### What is expected:
Each entry below should be written out exactly as it is, with no pictures.

Dataset items

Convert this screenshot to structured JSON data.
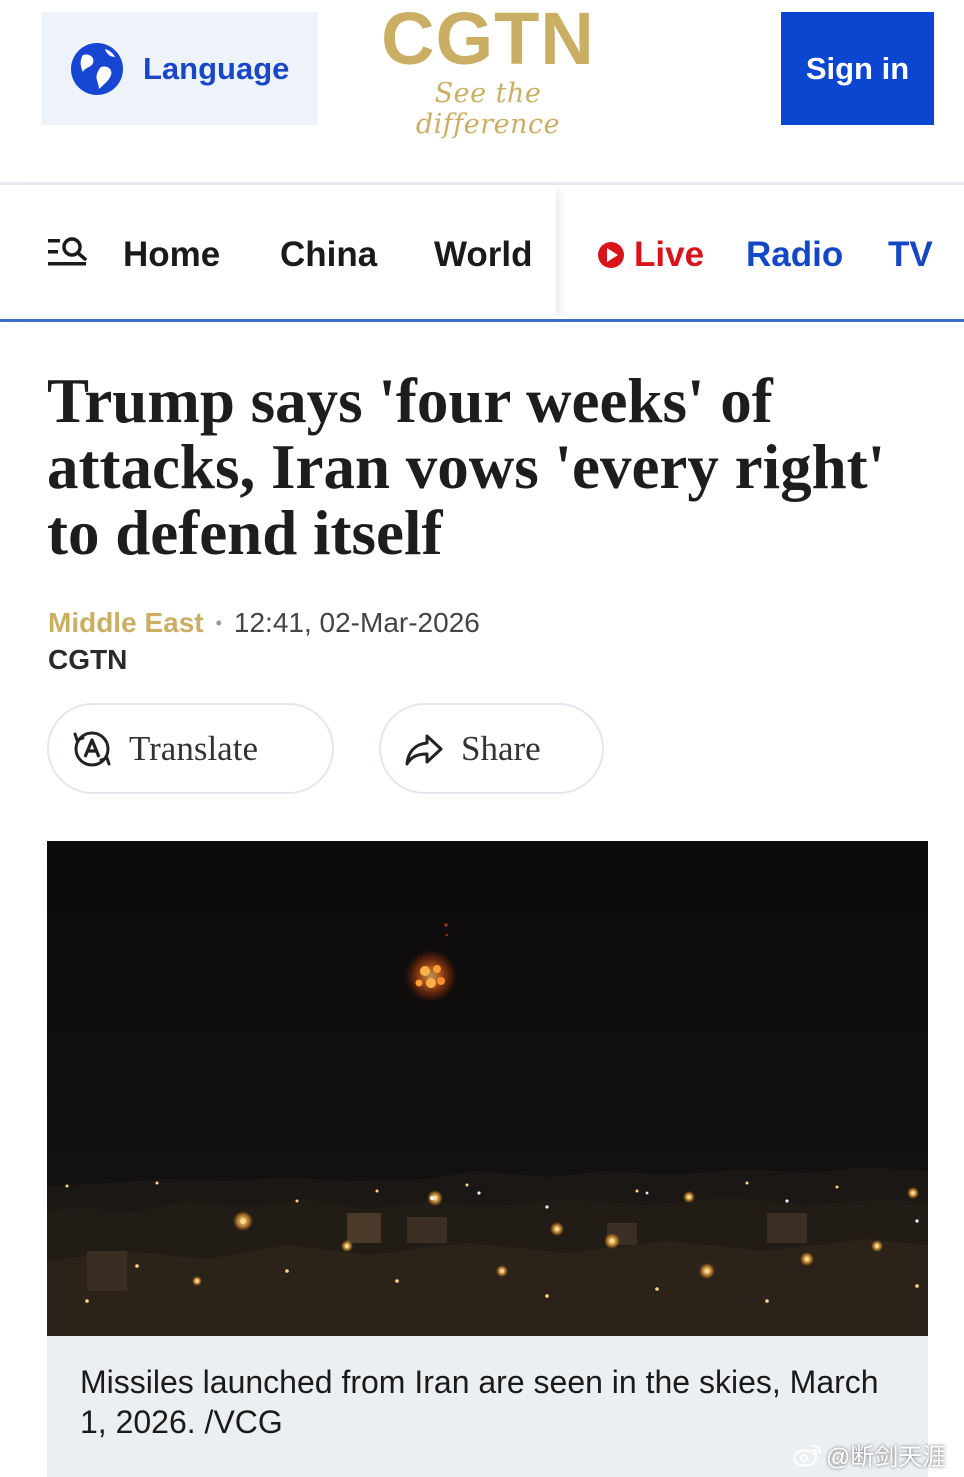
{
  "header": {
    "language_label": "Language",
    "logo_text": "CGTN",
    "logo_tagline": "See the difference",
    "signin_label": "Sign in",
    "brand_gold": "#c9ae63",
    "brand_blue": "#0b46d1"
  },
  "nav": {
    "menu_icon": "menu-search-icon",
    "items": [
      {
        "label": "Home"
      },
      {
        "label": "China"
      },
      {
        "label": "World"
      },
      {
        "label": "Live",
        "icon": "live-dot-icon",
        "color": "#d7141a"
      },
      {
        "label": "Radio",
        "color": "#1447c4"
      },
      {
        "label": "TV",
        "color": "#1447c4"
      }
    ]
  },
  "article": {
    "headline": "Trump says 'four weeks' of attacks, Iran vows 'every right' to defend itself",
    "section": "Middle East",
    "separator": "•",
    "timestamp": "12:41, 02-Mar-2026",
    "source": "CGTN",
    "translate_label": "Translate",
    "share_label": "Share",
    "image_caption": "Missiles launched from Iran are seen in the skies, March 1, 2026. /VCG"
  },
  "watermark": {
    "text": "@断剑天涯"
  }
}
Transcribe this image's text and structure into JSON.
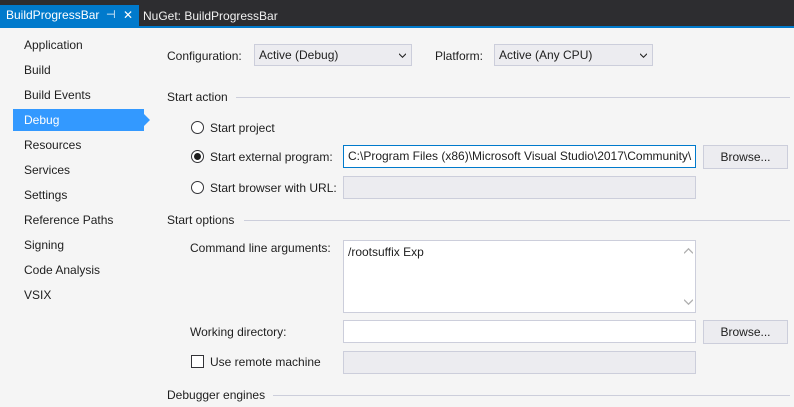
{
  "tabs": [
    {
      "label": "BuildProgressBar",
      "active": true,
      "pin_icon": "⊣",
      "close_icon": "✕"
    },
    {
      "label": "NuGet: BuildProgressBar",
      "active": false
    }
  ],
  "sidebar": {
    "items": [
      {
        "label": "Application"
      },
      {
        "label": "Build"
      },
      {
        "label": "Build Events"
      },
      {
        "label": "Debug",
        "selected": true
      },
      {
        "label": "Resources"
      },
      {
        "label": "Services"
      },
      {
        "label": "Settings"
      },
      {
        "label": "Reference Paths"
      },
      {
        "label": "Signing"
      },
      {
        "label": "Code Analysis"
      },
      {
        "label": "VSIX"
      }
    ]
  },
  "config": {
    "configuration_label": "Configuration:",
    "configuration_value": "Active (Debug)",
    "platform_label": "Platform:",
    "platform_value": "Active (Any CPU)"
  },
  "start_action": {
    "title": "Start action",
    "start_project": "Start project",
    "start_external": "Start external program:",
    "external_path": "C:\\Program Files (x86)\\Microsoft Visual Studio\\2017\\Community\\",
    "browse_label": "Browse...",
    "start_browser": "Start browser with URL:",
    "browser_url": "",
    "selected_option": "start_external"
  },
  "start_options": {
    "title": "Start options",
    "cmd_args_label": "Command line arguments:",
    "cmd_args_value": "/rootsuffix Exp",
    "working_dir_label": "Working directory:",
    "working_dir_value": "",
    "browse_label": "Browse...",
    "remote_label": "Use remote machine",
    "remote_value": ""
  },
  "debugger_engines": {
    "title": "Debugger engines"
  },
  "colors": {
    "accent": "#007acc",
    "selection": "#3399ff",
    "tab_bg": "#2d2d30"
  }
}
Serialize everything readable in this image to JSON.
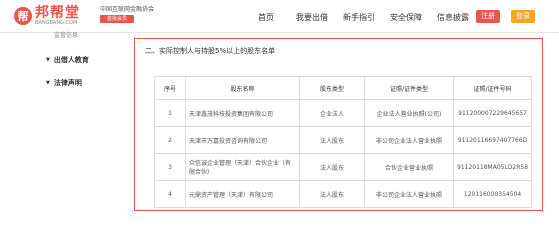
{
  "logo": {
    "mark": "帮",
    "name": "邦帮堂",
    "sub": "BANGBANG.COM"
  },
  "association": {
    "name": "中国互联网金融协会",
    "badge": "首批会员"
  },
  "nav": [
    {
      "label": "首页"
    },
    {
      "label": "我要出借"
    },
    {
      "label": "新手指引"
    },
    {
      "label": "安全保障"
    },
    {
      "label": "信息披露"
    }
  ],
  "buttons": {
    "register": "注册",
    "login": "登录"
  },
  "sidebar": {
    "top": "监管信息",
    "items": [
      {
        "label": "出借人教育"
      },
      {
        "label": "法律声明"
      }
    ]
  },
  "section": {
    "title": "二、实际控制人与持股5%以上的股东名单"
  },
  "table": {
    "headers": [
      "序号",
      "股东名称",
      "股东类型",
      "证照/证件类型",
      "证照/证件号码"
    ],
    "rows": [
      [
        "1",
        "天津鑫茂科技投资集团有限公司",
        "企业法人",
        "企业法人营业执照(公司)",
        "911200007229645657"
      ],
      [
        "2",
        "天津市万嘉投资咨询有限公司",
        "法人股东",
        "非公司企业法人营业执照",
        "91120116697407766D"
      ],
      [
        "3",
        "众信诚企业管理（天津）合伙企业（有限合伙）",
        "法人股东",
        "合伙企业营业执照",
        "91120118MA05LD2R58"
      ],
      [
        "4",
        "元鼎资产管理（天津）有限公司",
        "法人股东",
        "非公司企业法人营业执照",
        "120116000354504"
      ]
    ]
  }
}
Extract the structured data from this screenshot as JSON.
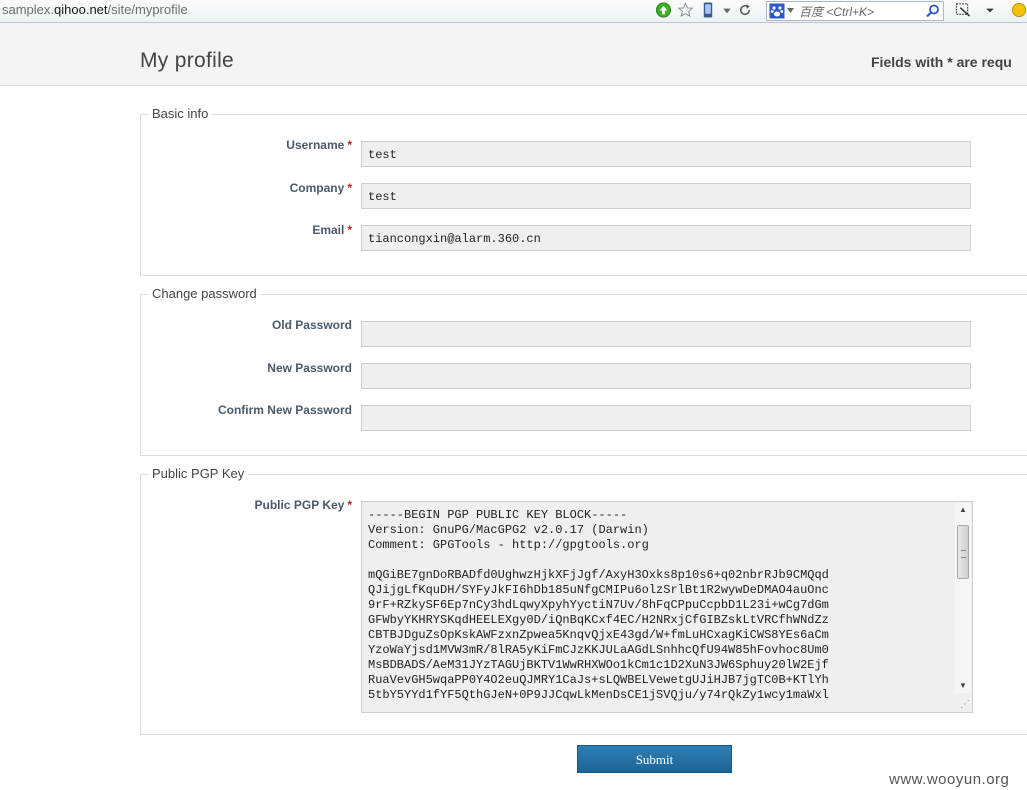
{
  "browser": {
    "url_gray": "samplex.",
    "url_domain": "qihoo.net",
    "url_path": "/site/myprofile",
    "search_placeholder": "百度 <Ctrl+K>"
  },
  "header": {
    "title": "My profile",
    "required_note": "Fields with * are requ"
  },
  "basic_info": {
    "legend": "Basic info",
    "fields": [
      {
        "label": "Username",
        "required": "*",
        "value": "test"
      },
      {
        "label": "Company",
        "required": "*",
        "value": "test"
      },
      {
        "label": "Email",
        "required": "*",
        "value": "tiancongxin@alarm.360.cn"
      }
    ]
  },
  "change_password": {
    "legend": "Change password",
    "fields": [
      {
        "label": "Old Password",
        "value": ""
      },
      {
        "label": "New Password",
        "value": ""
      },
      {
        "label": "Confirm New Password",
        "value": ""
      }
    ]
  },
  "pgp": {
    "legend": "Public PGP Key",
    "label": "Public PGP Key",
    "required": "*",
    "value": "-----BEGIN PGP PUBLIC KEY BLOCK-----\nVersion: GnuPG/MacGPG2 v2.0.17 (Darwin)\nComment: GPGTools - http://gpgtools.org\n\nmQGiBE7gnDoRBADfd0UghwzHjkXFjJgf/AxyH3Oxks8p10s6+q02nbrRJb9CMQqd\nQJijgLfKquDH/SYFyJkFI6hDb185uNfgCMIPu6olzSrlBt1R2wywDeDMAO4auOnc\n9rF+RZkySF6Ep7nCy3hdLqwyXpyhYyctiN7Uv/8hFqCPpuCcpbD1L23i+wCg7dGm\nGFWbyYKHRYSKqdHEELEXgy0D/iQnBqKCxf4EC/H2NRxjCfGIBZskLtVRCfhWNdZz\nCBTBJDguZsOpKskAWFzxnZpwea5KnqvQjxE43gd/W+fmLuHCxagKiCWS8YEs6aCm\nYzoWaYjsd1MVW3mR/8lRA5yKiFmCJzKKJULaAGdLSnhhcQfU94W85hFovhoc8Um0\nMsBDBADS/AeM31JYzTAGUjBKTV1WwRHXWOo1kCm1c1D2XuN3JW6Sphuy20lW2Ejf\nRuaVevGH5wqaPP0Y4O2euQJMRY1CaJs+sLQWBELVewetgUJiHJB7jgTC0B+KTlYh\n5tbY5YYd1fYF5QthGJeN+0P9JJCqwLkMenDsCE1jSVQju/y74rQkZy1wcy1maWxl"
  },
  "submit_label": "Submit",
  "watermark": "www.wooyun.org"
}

### Response to this exercise:
Convert this screenshot to structured JSON data.
{
  "header": {
    "language_label": "Language",
    "logo_text": "CGTN",
    "logo_tagline": "See the difference",
    "signin_label": "Sign in",
    "brand_gold": "#c9ae63",
    "brand_blue": "#0b46d1"
  },
  "nav": {
    "menu_icon": "menu-search-icon",
    "items": [
      {
        "label": "Home"
      },
      {
        "label": "China"
      },
      {
        "label": "World"
      },
      {
        "label": "Live",
        "icon": "live-dot-icon",
        "color": "#d7141a"
      },
      {
        "label": "Radio",
        "color": "#1447c4"
      },
      {
        "label": "TV",
        "color": "#1447c4"
      }
    ]
  },
  "article": {
    "headline": "Trump says 'four weeks' of attacks, Iran vows 'every right' to defend itself",
    "section": "Middle East",
    "separator": "•",
    "timestamp": "12:41, 02-Mar-2026",
    "source": "CGTN",
    "translate_label": "Translate",
    "share_label": "Share",
    "image_caption": "Missiles launched from Iran are seen in the skies, March 1, 2026. /VCG"
  },
  "watermark": {
    "text": "@断剑天涯"
  }
}
Transcribe this image's text and structure into JSON.
{
  "tabs": [
    {
      "label": "BuildProgressBar",
      "active": true,
      "pin_icon": "⊣",
      "close_icon": "✕"
    },
    {
      "label": "NuGet: BuildProgressBar",
      "active": false
    }
  ],
  "sidebar": {
    "items": [
      {
        "label": "Application"
      },
      {
        "label": "Build"
      },
      {
        "label": "Build Events"
      },
      {
        "label": "Debug",
        "selected": true
      },
      {
        "label": "Resources"
      },
      {
        "label": "Services"
      },
      {
        "label": "Settings"
      },
      {
        "label": "Reference Paths"
      },
      {
        "label": "Signing"
      },
      {
        "label": "Code Analysis"
      },
      {
        "label": "VSIX"
      }
    ]
  },
  "config": {
    "configuration_label": "Configuration:",
    "configuration_value": "Active (Debug)",
    "platform_label": "Platform:",
    "platform_value": "Active (Any CPU)"
  },
  "start_action": {
    "title": "Start action",
    "start_project": "Start project",
    "start_external": "Start external program:",
    "external_path": "C:\\Program Files (x86)\\Microsoft Visual Studio\\2017\\Community\\",
    "browse_label": "Browse...",
    "start_browser": "Start browser with URL:",
    "browser_url": "",
    "selected_option": "start_external"
  },
  "start_options": {
    "title": "Start options",
    "cmd_args_label": "Command line arguments:",
    "cmd_args_value": "/rootsuffix Exp",
    "working_dir_label": "Working directory:",
    "working_dir_value": "",
    "browse_label": "Browse...",
    "remote_label": "Use remote machine",
    "remote_value": ""
  },
  "debugger_engines": {
    "title": "Debugger engines"
  },
  "colors": {
    "accent": "#007acc",
    "selection": "#3399ff",
    "tab_bg": "#2d2d30"
  }
}
Serialize everything readable in this image to JSON.
{
  "logo": {
    "mark": "帮",
    "name": "邦帮堂",
    "sub": "BANGBANG.COM"
  },
  "association": {
    "name": "中国互联网金融协会",
    "badge": "首批会员"
  },
  "nav": [
    {
      "label": "首页"
    },
    {
      "label": "我要出借"
    },
    {
      "label": "新手指引"
    },
    {
      "label": "安全保障"
    },
    {
      "label": "信息披露"
    }
  ],
  "buttons": {
    "register": "注册",
    "login": "登录"
  },
  "sidebar": {
    "top": "监管信息",
    "items": [
      {
        "label": "出借人教育"
      },
      {
        "label": "法律声明"
      }
    ]
  },
  "section": {
    "title": "二、实际控制人与持股5%以上的股东名单"
  },
  "table": {
    "headers": [
      "序号",
      "股东名称",
      "股东类型",
      "证照/证件类型",
      "证照/证件号码"
    ],
    "rows": [
      [
        "1",
        "天津鑫茂科技投资集团有限公司",
        "企业法人",
        "企业法人营业执照(公司)",
        "911200007229645657"
      ],
      [
        "2",
        "天津市万嘉投资咨询有限公司",
        "法人股东",
        "非公司企业法人营业执照",
        "91120116697407766D"
      ],
      [
        "3",
        "众信诚企业管理（天津）合伙企业（有限合伙）",
        "法人股东",
        "合伙企业营业执照",
        "91120118MA05LD2R58"
      ],
      [
        "4",
        "元鼎资产管理（天津）有限公司",
        "法人股东",
        "非公司企业法人营业执照",
        "120116000354504"
      ]
    ]
  }
}
Extract the structured data from this screenshot as JSON.
{
  "browser": {
    "url_gray": "samplex.",
    "url_domain": "qihoo.net",
    "url_path": "/site/myprofile",
    "search_placeholder": "百度 <Ctrl+K>"
  },
  "header": {
    "title": "My profile",
    "required_note": "Fields with * are requ"
  },
  "basic_info": {
    "legend": "Basic info",
    "fields": [
      {
        "label": "Username",
        "required": "*",
        "value": "test"
      },
      {
        "label": "Company",
        "required": "*",
        "value": "test"
      },
      {
        "label": "Email",
        "required": "*",
        "value": "tiancongxin@alarm.360.cn"
      }
    ]
  },
  "change_password": {
    "legend": "Change password",
    "fields": [
      {
        "label": "Old Password",
        "value": ""
      },
      {
        "label": "New Password",
        "value": ""
      },
      {
        "label": "Confirm New Password",
        "value": ""
      }
    ]
  },
  "pgp": {
    "legend": "Public PGP Key",
    "label": "Public PGP Key",
    "required": "*",
    "value": "-----BEGIN PGP PUBLIC KEY BLOCK-----\nVersion: GnuPG/MacGPG2 v2.0.17 (Darwin)\nComment: GPGTools - http://gpgtools.org\n\nmQGiBE7gnDoRBADfd0UghwzHjkXFjJgf/AxyH3Oxks8p10s6+q02nbrRJb9CMQqd\nQJijgLfKquDH/SYFyJkFI6hDb185uNfgCMIPu6olzSrlBt1R2wywDeDMAO4auOnc\n9rF+RZkySF6Ep7nCy3hdLqwyXpyhYyctiN7Uv/8hFqCPpuCcpbD1L23i+wCg7dGm\nGFWbyYKHRYSKqdHEELEXgy0D/iQnBqKCxf4EC/H2NRxjCfGIBZskLtVRCfhWNdZz\nCBTBJDguZsOpKskAWFzxnZpwea5KnqvQjxE43gd/W+fmLuHCxagKiCWS8YEs6aCm\nYzoWaYjsd1MVW3mR/8lRA5yKiFmCJzKKJULaAGdLSnhhcQfU94W85hFovhoc8Um0\nMsBDBADS/AeM31JYzTAGUjBKTV1WwRHXWOo1kCm1c1D2XuN3JW6Sphuy20lW2Ejf\nRuaVevGH5wqaPP0Y4O2euQJMRY1CaJs+sLQWBELVewetgUJiHJB7jgTC0B+KTlYh\n5tbY5YYd1fYF5QthGJeN+0P9JJCqwLkMenDsCE1jSVQju/y74rQkZy1wcy1maWxl"
  },
  "submit_label": "Submit",
  "watermark": "www.wooyun.org"
}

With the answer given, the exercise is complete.